_Given task_. Locate the string "considerando" in the records below. Copy every line where it occurs.

_Data entries_.
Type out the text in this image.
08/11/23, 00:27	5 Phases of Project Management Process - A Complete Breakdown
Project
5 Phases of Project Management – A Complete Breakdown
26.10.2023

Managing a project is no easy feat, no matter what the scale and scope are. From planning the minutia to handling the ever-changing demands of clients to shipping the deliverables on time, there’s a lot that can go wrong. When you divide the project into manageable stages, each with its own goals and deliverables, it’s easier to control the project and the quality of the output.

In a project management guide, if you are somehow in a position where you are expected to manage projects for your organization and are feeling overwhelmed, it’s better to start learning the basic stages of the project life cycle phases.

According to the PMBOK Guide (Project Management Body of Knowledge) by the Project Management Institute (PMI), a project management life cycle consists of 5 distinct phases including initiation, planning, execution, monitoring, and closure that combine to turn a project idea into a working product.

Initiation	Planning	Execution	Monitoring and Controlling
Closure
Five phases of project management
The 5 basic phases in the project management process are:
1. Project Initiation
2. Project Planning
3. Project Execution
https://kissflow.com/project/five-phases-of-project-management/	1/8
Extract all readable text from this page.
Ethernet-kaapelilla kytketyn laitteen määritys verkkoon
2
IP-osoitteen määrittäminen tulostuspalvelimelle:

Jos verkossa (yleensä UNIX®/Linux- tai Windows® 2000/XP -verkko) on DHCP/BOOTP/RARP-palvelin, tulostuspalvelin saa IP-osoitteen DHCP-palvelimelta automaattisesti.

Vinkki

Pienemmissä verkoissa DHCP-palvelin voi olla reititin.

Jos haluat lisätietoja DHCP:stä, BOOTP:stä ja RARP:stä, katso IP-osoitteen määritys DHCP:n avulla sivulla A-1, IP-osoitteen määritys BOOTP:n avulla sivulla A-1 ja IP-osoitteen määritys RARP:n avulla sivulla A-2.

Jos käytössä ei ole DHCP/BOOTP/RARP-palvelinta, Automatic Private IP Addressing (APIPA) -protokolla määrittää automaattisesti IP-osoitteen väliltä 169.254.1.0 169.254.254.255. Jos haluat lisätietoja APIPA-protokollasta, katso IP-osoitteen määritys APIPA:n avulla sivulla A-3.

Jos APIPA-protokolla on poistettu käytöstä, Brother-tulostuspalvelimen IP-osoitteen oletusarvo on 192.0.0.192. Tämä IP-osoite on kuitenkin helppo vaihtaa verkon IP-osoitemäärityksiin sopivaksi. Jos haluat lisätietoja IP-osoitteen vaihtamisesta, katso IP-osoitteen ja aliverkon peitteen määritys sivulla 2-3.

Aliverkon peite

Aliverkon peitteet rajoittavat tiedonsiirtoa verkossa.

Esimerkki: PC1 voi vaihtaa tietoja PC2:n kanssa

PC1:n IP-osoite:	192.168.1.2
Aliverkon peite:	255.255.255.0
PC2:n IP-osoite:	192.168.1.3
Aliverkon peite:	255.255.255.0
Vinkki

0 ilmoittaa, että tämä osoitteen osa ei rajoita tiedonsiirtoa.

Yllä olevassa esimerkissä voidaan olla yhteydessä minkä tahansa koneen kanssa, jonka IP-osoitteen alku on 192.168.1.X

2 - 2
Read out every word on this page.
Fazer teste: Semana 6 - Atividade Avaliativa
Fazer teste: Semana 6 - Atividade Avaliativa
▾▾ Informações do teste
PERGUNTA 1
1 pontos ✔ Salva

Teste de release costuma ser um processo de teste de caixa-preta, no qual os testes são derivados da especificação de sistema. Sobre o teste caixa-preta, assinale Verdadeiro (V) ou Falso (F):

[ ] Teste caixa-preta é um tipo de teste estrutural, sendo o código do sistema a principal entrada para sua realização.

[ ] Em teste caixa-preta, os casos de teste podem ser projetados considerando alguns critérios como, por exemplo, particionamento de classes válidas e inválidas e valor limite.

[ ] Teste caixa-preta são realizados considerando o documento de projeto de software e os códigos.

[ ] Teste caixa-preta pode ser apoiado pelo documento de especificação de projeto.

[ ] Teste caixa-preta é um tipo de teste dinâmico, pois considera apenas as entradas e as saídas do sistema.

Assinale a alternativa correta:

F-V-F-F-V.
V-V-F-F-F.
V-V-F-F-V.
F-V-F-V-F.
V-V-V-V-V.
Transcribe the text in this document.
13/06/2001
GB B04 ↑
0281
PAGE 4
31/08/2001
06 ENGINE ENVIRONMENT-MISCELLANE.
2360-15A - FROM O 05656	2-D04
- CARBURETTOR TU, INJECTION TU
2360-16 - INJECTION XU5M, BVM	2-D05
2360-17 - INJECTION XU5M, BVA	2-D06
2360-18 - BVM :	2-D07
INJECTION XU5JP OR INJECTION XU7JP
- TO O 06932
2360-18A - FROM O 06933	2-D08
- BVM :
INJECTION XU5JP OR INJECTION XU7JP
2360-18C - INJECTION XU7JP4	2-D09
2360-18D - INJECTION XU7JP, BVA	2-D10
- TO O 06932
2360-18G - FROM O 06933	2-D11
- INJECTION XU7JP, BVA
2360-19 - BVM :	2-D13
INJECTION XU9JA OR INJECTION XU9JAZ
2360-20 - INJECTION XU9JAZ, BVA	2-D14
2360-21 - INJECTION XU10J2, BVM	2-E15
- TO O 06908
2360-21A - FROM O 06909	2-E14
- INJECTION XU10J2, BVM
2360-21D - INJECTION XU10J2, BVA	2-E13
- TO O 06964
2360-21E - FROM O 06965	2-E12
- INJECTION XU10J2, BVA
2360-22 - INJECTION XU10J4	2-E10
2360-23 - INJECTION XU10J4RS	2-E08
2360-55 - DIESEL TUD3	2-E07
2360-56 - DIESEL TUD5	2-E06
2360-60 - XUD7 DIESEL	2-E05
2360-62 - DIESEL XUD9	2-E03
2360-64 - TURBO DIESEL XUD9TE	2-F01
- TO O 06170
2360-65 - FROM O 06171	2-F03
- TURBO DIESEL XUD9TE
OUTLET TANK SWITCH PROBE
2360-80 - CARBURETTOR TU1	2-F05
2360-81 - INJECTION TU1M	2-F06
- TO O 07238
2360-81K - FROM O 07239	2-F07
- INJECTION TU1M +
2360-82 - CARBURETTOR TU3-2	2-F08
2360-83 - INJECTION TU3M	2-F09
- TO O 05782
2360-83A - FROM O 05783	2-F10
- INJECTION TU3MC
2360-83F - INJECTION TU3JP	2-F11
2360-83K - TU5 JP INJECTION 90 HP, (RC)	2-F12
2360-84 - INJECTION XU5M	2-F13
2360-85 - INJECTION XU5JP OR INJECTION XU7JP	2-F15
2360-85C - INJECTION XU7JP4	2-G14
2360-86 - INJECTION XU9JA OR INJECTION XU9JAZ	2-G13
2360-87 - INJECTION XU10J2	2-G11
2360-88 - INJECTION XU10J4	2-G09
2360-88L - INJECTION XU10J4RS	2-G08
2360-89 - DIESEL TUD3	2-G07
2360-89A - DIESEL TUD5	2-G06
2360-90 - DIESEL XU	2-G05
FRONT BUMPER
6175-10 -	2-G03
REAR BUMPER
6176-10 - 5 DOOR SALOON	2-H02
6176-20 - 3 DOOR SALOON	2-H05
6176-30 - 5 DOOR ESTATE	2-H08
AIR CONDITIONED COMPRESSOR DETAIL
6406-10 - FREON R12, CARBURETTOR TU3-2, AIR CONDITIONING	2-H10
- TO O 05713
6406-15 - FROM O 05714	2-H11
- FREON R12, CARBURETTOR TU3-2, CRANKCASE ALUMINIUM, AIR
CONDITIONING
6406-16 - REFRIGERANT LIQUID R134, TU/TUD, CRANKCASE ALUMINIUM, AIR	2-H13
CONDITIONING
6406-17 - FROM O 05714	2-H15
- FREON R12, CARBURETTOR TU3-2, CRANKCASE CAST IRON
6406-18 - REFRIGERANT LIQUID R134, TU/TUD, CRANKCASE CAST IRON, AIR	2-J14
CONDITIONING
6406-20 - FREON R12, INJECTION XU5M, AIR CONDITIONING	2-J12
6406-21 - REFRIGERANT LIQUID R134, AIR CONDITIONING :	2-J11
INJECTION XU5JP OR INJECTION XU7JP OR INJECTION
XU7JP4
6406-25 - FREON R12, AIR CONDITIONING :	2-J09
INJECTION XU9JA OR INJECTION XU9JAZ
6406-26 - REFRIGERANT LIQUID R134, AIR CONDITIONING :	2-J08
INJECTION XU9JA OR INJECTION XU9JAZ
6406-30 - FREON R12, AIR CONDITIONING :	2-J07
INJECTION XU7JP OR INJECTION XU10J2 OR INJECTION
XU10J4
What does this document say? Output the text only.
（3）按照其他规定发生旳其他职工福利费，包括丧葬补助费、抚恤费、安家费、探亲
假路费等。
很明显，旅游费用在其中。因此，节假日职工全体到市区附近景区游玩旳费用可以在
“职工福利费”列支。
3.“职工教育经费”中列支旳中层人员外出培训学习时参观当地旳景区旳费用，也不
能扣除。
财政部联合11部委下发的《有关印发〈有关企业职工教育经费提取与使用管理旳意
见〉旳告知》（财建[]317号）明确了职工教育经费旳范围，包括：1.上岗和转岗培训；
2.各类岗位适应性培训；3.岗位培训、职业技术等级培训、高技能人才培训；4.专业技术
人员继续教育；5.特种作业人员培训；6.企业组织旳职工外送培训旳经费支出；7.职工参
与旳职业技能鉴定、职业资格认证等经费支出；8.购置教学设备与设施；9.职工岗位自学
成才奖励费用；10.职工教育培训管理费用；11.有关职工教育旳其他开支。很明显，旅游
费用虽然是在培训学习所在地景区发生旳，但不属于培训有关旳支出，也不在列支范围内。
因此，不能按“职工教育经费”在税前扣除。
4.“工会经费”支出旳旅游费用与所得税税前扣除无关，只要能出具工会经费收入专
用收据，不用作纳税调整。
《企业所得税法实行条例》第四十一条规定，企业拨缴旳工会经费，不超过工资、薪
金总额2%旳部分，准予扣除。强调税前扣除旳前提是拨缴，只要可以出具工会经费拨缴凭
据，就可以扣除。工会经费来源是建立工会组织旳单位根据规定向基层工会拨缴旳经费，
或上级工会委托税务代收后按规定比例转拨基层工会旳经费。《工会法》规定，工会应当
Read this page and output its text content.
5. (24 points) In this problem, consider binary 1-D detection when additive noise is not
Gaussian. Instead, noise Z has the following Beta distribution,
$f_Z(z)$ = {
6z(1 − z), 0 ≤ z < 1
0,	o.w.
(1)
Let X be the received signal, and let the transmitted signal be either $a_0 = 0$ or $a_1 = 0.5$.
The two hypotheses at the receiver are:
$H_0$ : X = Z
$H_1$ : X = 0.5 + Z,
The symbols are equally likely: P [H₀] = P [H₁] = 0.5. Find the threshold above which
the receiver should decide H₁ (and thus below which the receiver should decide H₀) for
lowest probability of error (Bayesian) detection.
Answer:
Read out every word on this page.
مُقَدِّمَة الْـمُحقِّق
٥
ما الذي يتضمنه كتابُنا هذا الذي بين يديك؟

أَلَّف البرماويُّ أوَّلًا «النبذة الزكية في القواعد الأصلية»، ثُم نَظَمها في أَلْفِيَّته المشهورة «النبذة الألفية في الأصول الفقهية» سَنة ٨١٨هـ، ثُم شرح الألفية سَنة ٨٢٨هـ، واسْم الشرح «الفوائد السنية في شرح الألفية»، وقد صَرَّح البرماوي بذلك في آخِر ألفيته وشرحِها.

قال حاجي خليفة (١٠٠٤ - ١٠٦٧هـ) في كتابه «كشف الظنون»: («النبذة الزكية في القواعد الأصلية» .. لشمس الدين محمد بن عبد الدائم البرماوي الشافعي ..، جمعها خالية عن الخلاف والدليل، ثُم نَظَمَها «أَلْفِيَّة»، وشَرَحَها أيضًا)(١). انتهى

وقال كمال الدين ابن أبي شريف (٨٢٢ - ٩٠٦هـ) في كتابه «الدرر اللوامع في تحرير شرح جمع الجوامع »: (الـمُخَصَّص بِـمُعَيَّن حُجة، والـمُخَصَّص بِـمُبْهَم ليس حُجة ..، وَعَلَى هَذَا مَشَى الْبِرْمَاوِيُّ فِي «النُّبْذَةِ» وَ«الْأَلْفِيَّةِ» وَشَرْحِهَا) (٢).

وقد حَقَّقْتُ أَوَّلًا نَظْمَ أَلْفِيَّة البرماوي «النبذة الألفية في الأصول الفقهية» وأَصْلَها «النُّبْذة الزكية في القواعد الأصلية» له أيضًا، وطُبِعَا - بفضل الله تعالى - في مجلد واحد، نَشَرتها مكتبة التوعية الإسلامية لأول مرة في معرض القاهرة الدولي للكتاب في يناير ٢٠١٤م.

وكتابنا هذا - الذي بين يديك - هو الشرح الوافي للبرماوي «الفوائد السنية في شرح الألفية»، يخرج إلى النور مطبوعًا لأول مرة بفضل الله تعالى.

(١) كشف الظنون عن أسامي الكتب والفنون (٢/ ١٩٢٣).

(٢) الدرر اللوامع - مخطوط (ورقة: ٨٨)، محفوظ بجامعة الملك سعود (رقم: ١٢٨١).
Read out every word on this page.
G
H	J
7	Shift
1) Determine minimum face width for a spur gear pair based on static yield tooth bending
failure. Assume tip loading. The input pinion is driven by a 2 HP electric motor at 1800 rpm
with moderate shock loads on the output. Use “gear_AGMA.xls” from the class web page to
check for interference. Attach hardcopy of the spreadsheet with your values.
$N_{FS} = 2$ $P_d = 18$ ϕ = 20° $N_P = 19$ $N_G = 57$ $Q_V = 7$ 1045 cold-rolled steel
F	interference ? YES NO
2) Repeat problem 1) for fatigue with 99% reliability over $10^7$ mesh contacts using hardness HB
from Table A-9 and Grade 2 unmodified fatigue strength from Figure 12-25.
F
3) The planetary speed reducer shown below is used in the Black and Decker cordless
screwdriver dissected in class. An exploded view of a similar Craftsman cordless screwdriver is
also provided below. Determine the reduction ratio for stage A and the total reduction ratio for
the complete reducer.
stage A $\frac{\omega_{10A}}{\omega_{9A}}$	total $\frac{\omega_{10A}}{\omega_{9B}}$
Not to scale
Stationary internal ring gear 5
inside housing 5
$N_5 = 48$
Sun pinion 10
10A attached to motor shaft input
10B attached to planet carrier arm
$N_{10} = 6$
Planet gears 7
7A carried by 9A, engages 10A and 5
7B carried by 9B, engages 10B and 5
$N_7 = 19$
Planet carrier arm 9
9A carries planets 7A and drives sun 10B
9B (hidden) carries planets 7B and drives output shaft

_Result of this exercise_.
[ ] Em teste caixa-preta, os casos de teste podem ser projetados considerando alguns critérios como, por exemplo, particionamento de classes válidas e inválidas e valor limite.
[ ] Teste caixa-preta são realizados considerando o documento de projeto de software e os códigos.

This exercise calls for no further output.